[STATED EXERCISE]: Of all the lines in the material below, how many include the string "Sono"? Give the number only.

*** EXCERPTED RECORDS

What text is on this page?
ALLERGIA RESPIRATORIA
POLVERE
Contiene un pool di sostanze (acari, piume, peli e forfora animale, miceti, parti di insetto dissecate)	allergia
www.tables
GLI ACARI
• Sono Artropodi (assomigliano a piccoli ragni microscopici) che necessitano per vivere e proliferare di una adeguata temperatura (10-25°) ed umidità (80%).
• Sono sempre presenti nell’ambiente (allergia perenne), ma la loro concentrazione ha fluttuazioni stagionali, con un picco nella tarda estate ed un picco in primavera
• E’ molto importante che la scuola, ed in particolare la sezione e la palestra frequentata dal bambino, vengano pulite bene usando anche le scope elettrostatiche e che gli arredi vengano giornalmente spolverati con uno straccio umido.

******
*** EXCERPTED RECORDS

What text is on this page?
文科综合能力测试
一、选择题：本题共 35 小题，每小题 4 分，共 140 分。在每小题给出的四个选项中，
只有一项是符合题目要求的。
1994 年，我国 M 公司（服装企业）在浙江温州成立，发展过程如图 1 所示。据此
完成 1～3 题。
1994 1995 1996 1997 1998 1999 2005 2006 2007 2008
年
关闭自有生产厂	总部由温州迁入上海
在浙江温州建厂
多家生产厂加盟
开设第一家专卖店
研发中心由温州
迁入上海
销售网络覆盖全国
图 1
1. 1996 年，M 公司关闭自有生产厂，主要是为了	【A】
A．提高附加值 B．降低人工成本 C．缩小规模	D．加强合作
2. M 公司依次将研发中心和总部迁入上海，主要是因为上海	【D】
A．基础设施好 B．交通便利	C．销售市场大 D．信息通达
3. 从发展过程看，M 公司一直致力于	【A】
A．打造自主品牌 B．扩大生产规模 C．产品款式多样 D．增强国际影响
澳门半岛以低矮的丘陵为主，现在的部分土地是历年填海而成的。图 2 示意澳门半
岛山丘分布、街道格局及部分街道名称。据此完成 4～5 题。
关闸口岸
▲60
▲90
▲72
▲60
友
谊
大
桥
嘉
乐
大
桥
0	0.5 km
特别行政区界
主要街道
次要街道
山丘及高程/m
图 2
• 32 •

******

[FINAL RESULT]: 2